*Short task:* Your task is to output all the records below, word for word.

*Materials provided:*
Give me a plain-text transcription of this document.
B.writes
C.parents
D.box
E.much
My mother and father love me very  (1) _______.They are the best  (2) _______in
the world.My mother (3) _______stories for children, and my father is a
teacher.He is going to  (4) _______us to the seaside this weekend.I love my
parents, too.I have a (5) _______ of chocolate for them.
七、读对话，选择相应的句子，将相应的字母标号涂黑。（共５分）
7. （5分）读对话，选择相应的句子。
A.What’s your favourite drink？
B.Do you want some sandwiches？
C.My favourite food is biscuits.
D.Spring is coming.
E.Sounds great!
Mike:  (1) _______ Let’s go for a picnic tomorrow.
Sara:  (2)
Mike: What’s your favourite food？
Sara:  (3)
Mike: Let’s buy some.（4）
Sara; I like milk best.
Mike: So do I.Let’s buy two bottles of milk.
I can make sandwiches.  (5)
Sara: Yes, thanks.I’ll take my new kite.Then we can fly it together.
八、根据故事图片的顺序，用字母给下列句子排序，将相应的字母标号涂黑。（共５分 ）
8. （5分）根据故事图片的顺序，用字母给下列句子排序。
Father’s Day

*In response:*
Give me a plain-text transcription of this document.
B.writes
C.parents
D.box
E.much
My mother and father love me very  (1) _______.They are the best  (2) _______in
the world.My mother (3) _______stories for children, and my father is a
teacher.He is going to  (4) _______us to the seaside this weekend.I love my
parents, too.I have a (5) _______ of chocolate for them.
七、读对话，选择相应的句子，将相应的字母标号涂黑。（共５分）
7. （5分）读对话，选择相应的句子。
A.What’s your favourite drink？
B.Do you want some sandwiches？
C.My favourite food is biscuits.
D.Spring is coming.
E.Sounds great!
Mike:  (1) _______ Let’s go for a picnic tomorrow.
Sara:  (2)
Mike: What’s your favourite food？
Sara:  (3)
Mike: Let’s buy some.（4）
Sara; I like milk best.
Mike: So do I.Let’s buy two bottles of milk.
I can make sandwiches.  (5)
Sara: Yes, thanks.I’ll take my new kite.Then we can fly it together.
八、根据故事图片的顺序，用字母给下列句子排序，将相应的字母标号涂黑。（共５分 ）
8. （5分）根据故事图片的顺序，用字母给下列句子排序。
Father’s Day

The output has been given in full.